- [Goal of the exercise]
Gather every line in the records below that contains the word "chevron".

- [Records for processing]

◇ ◇ ◇ ◇ ◇ ◇ ◇

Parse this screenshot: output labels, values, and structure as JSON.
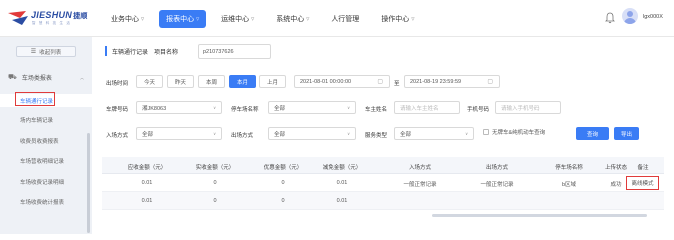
{
  "brand": {
    "name": "JIESHUN",
    "name_cn": "捷顺",
    "tagline": "智 慧 科 技 生 活"
  },
  "nav": [
    {
      "label": "业务中心",
      "active": false
    },
    {
      "label": "报表中心",
      "active": true
    },
    {
      "label": "运维中心",
      "active": false
    },
    {
      "label": "系统中心",
      "active": false
    },
    {
      "label": "人行管理",
      "active": false
    },
    {
      "label": "操作中心",
      "active": false
    }
  ],
  "user": {
    "name": "lgx000X"
  },
  "sidebar": {
    "collapse_label": "收起列表",
    "group_label": "车场类报表",
    "items": [
      {
        "label": "车辆通行记录",
        "active": true
      },
      {
        "label": "场内车辆记录",
        "active": false
      },
      {
        "label": "收费员收费报表",
        "active": false
      },
      {
        "label": "车场营收明细记录",
        "active": false
      },
      {
        "label": "车场收费记录明细",
        "active": false
      },
      {
        "label": "车场收费统计报表",
        "active": false
      }
    ]
  },
  "page": {
    "title": "车辆通行记录",
    "project_label": "项目名称",
    "project_value": "p210737626"
  },
  "filters": {
    "time_label": "出场时间",
    "quick": [
      "今天",
      "昨天",
      "本周",
      "本月",
      "上月"
    ],
    "quick_active": "本月",
    "start": "2021-08-01 00:00:00",
    "to_label": "至",
    "end": "2021-08-19 23:59:59",
    "plate_label": "车牌号码",
    "plate_value": "湘JK8063",
    "lot_label": "停车场名称",
    "lot_value": "全部",
    "owner_label": "车主姓名",
    "owner_placeholder": "请输入车主姓名",
    "phone_label": "手机号码",
    "phone_placeholder": "请输入手机号码",
    "entry_label": "入场方式",
    "entry_value": "全部",
    "exit_label": "出场方式",
    "exit_value": "全部",
    "service_label": "服务类型",
    "service_value": "全部",
    "nonplate_label": "无牌车&纯机动车查询",
    "search_label": "查询",
    "export_label": "导出"
  },
  "table": {
    "headers": [
      "应收金额（元）",
      "实收金额（元）",
      "优惠金额（元）",
      "减免金额（元）",
      "入场方式",
      "出场方式",
      "停车场名称",
      "上传状态",
      "备注"
    ],
    "rows": [
      [
        "0.01",
        "0",
        "0",
        "0.01",
        "一般正常记录",
        "一般正常记录",
        "b区域",
        "成功",
        "离线模式"
      ],
      [
        "0.01",
        "0",
        "0",
        "0.01",
        "",
        "",
        "",
        "",
        ""
      ]
    ]
  }
}
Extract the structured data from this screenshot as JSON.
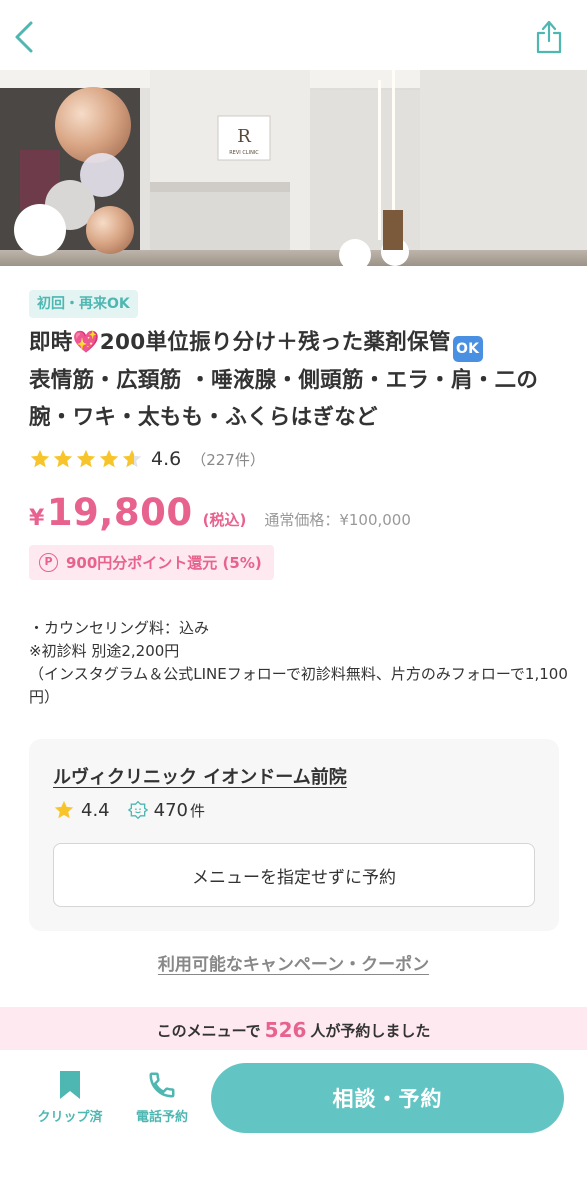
{
  "topbar": {
    "back_icon": "chevron-left-icon",
    "share_icon": "share-icon",
    "accent": "#4fb7b2"
  },
  "hero": {
    "logo_text": "REVI CLINIC",
    "logo_mark": "R"
  },
  "menu": {
    "badge": "初回・再来OK",
    "title_part1": "即時",
    "title_emoji1": "💖",
    "title_part2": "200単位振り分け＋残った薬剤保管",
    "title_emoji2": "OK",
    "title_part3": "表情筋・広頚筋 ・唾液腺・側頭筋・エラ・肩・二の腕・ワキ・太もも・ふくらはぎなど",
    "rating": "4.6",
    "rating_value": 4.6,
    "rating_count": "（227件）",
    "price_yen": "¥",
    "price": "19,800",
    "tax_label": "(税込)",
    "regular_price": "通常価格：¥100,000",
    "points_icon": "P",
    "points_text": "900円分ポイント還元 (5%)",
    "description": [
      "・カウンセリング料：込み",
      "※初診料 別途2,200円",
      "（インスタグラム＆公式LINEフォローで初診料無料、片方のみフォローで1,100円）"
    ]
  },
  "clinic": {
    "name": "ルヴィクリニック イオンドーム前院",
    "rating": "4.4",
    "reviews": "470",
    "reviews_unit": "件",
    "no_menu_button": "メニューを指定せずに予約"
  },
  "coupon_link": "利用可能なキャンペーン・クーポン",
  "booked": {
    "prefix": "このメニューで",
    "count": "526",
    "suffix": "人が予約しました"
  },
  "bottom": {
    "clip_label": "クリップ済",
    "tel_label": "電話予約",
    "reserve_label": "相談・予約"
  },
  "colors": {
    "teal": "#63c5c3",
    "pink": "#e8628e",
    "star": "#f7c52b"
  }
}
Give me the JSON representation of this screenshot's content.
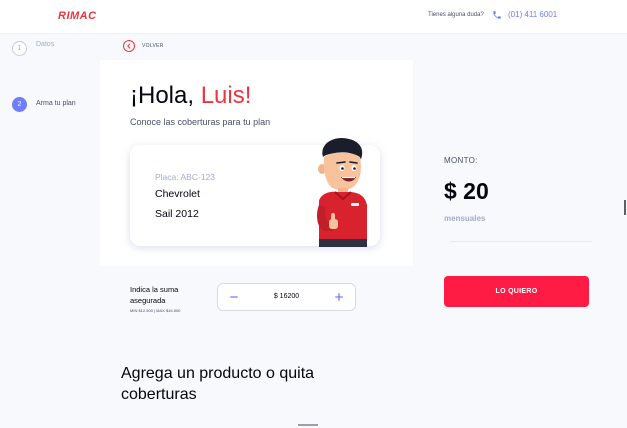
{
  "header": {
    "logo_text": "RIMAC",
    "help_text": "Tienes alguna duda?",
    "phone_icon": "phone-icon",
    "phone_number": "(01) 411 6001",
    "brand_color": "#ef3340",
    "accent_color": "#6f7dff"
  },
  "steps": [
    {
      "number": "1",
      "label": "Datos",
      "active": false
    },
    {
      "number": "2",
      "label": "Arma tu plan",
      "active": true
    }
  ],
  "back": {
    "icon": "chevron-left-icon",
    "label": "VOLVER"
  },
  "card": {
    "greeting_prefix": "¡Hola, ",
    "greeting_name": "Luis!",
    "subtitle": "Conoce las coberturas para tu plan",
    "plate_label": "Placa: ABC-123",
    "car_brand": "Chevrolet",
    "car_model": "Sail 2012",
    "mascot_icon": "mascot-illustration"
  },
  "insured": {
    "label": "Indica la suma asegurada",
    "range": "MIN $12.500 | MAX $16.500",
    "minus_icon": "minus-icon",
    "plus_icon": "plus-icon",
    "value": "$ 16200"
  },
  "summary": {
    "label": "MONTO:",
    "amount": "$ 20",
    "period": "mensuales",
    "cta_label": "LO QUIERO",
    "cta_color": "#ff1c44"
  },
  "section": {
    "title": "Agrega un producto o quita coberturas"
  }
}
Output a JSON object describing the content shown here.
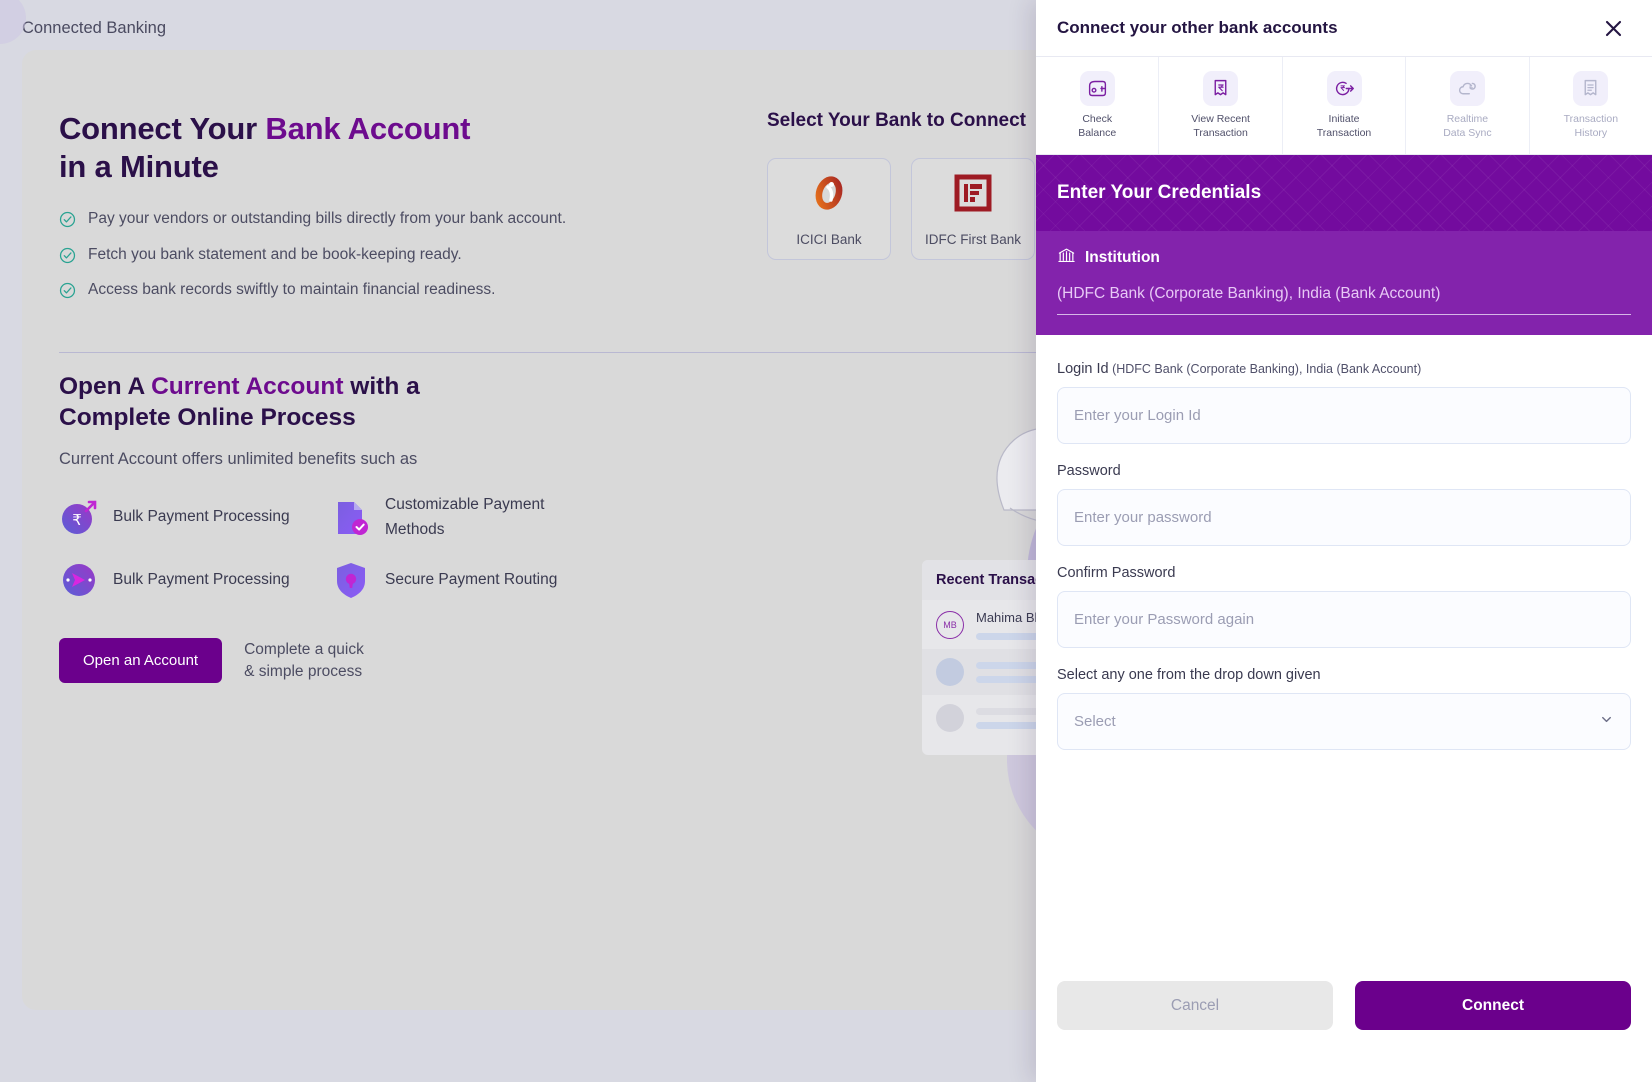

◇ ◇ ◇ ◇ ◇ ◇ ◇

- [Result for this exercise]
    "back_icon": "chevron-left-icon",
    "icon": "chevron-left-icon",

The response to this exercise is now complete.